> [Brief]
Each entry must appear again exactly as it does in the source.

☆ ☆ ☆

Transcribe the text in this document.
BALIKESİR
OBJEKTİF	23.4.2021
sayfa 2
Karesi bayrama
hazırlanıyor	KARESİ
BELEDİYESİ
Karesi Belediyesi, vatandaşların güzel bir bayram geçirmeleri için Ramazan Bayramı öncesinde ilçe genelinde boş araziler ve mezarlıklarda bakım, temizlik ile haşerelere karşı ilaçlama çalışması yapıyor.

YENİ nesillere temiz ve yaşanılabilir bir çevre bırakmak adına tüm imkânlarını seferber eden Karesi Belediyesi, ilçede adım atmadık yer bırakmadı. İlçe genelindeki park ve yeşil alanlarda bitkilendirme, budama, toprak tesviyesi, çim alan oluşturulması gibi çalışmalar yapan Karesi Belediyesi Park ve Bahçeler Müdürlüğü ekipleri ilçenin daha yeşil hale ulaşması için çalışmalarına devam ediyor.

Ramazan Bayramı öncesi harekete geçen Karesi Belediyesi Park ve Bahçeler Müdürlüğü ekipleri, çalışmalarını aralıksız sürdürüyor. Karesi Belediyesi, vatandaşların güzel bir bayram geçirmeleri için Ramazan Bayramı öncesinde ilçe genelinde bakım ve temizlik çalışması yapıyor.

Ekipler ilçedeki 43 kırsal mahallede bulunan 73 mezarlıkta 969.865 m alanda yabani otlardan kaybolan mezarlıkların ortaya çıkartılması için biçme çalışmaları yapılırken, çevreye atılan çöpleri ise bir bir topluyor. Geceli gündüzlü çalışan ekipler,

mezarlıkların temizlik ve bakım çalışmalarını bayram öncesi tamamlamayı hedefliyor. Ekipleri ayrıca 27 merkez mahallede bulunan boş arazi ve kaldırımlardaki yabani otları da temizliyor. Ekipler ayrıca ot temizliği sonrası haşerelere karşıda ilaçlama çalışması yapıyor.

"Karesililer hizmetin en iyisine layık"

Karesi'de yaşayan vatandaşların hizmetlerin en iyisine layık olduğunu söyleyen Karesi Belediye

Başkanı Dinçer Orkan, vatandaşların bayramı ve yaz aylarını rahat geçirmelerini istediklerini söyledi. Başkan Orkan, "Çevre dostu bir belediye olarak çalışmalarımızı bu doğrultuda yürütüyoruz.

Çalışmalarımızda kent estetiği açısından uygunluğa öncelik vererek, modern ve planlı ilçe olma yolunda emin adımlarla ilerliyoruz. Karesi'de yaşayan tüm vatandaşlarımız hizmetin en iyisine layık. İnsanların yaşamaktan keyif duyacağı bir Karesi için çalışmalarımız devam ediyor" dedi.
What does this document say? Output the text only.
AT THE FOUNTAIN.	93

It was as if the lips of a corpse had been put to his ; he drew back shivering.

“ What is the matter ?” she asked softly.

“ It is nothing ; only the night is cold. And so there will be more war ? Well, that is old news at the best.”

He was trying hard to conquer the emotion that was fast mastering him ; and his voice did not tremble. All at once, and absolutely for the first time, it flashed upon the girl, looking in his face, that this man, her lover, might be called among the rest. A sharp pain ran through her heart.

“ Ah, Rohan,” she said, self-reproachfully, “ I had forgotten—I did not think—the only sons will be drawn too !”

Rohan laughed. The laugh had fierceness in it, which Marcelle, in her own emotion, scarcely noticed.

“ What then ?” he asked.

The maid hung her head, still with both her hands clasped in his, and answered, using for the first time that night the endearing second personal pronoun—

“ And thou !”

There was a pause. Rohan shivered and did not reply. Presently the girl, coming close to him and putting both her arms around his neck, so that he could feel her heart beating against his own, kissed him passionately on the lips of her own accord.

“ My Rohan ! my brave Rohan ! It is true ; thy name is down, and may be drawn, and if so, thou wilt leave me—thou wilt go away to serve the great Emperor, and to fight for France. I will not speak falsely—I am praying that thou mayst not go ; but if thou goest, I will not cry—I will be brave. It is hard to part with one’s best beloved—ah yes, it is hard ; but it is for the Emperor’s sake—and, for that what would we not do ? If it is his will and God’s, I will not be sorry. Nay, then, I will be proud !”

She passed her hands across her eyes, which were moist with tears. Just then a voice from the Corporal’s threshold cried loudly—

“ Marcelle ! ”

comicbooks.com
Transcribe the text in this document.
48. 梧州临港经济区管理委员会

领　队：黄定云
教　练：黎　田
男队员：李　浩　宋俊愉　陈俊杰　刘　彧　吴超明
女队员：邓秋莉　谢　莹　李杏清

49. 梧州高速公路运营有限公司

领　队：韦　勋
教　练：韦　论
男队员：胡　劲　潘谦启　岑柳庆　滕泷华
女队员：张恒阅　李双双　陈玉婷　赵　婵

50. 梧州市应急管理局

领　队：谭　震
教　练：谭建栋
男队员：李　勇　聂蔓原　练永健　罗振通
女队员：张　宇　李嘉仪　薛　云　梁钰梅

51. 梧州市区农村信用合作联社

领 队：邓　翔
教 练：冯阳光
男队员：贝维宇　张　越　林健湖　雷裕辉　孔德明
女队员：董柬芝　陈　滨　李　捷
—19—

☆ ☆ ☆

> [Exercise answer]
Transcribe the text in this document.
BALIKESİR
OBJEKTİF	23.4.2021
sayfa 2
Karesi bayrama
hazırlanıyor	KARESİ
BELEDİYESİ
Karesi Belediyesi, vatandaşların güzel bir bayram geçirmeleri için Ramazan Bayramı öncesinde ilçe genelinde boş araziler ve mezarlıklarda bakım, temizlik ile haşerelere karşı ilaçlama çalışması yapıyor.

YENİ nesillere temiz ve yaşanılabilir bir çevre bırakmak adına tüm imkânlarını seferber eden Karesi Belediyesi, ilçede adım atmadık yer bırakmadı. İlçe genelindeki park ve yeşil alanlarda bitkilendirme, budama, toprak tesviyesi, çim alan oluşturulması gibi çalışmalar yapan Karesi Belediyesi Park ve Bahçeler Müdürlüğü ekipleri ilçenin daha yeşil hale ulaşması için çalışmalarına devam ediyor.

Ramazan Bayramı öncesi harekete geçen Karesi Belediyesi Park ve Bahçeler Müdürlüğü ekipleri, çalışmalarını aralıksız sürdürüyor. Karesi Belediyesi, vatandaşların güzel bir bayram geçirmeleri için Ramazan Bayramı öncesinde ilçe genelinde bakım ve temizlik çalışması yapıyor.

Ekipler ilçedeki 43 kırsal mahallede bulunan 73 mezarlıkta 969.865 m alanda yabani otlardan kaybolan mezarlıkların ortaya çıkartılması için biçme çalışmaları yapılırken, çevreye atılan çöpleri ise bir bir topluyor. Geceli gündüzlü çalışan ekipler,

mezarlıkların temizlik ve bakım çalışmalarını bayram öncesi tamamlamayı hedefliyor. Ekipleri ayrıca 27 merkez mahallede bulunan boş arazi ve kaldırımlardaki yabani otları da temizliyor. Ekipler ayrıca ot temizliği sonrası haşerelere karşıda ilaçlama çalışması yapıyor.

"Karesililer hizmetin en iyisine layık"

Karesi'de yaşayan vatandaşların hizmetlerin en iyisine layık olduğunu söyleyen Karesi Belediye

Başkanı Dinçer Orkan, vatandaşların bayramı ve yaz aylarını rahat geçirmelerini istediklerini söyledi. Başkan Orkan, "Çevre dostu bir belediye olarak çalışmalarımızı bu doğrultuda yürütüyoruz.

Çalışmalarımızda kent estetiği açısından uygunluğa öncelik vererek, modern ve planlı ilçe olma yolunda emin adımlarla ilerliyoruz. Karesi'de yaşayan tüm vatandaşlarımız hizmetin en iyisine layık. İnsanların yaşamaktan keyif duyacağı bir Karesi için çalışmalarımız devam ediyor" dedi.
What does this document say? Output the text only.
AT THE FOUNTAIN.	93

It was as if the lips of a corpse had been put to his ; he drew back shivering.

“ What is the matter ?” she asked softly.

“ It is nothing ; only the night is cold. And so there will be more war ? Well, that is old news at the best.”

He was trying hard to conquer the emotion that was fast mastering him ; and his voice did not tremble. All at once, and absolutely for the first time, it flashed upon the girl, looking in his face, that this man, her lover, might be called among the rest. A sharp pain ran through her heart.

“ Ah, Rohan,” she said, self-reproachfully, “ I had forgotten—I did not think—the only sons will be drawn too !”

Rohan laughed. The laugh had fierceness in it, which Marcelle, in her own emotion, scarcely noticed.

“ What then ?” he asked.

The maid hung her head, still with both her hands clasped in his, and answered, using for the first time that night the endearing second personal pronoun—

“ And thou !”

There was a pause. Rohan shivered and did not reply. Presently the girl, coming close to him and putting both her arms around his neck, so that he could feel her heart beating against his own, kissed him passionately on the lips of her own accord.

“ My Rohan ! my brave Rohan ! It is true ; thy name is down, and may be drawn, and if so, thou wilt leave me—thou wilt go away to serve the great Emperor, and to fight for France. I will not speak falsely—I am praying that thou mayst not go ; but if thou goest, I will not cry—I will be brave. It is hard to part with one’s best beloved—ah yes, it is hard ; but it is for the Emperor’s sake—and, for that what would we not do ? If it is his will and God’s, I will not be sorry. Nay, then, I will be proud !”

She passed her hands across her eyes, which were moist with tears. Just then a voice from the Corporal’s threshold cried loudly—

“ Marcelle ! ”

comicbooks.com
Transcribe the text in this document.
48. 梧州临港经济区管理委员会

领　队：黄定云
教　练：黎　田
男队员：李　浩　宋俊愉　陈俊杰　刘　彧　吴超明
女队员：邓秋莉　谢　莹　李杏清

49. 梧州高速公路运营有限公司

领　队：韦　勋
教　练：韦　论
男队员：胡　劲　潘谦启　岑柳庆　滕泷华
女队员：张恒阅　李双双　陈玉婷　赵　婵

50. 梧州市应急管理局

领　队：谭　震
教　练：谭建栋
男队员：李　勇　聂蔓原　练永健　罗振通
女队员：张　宇　李嘉仪　薛　云　梁钰梅

51. 梧州市区农村信用合作联社

领 队：邓　翔
教 练：冯阳光
男队员：贝维宇　张　越　林健湖　雷裕辉　孔德明
女队员：董柬芝　陈　滨　李　捷
—19—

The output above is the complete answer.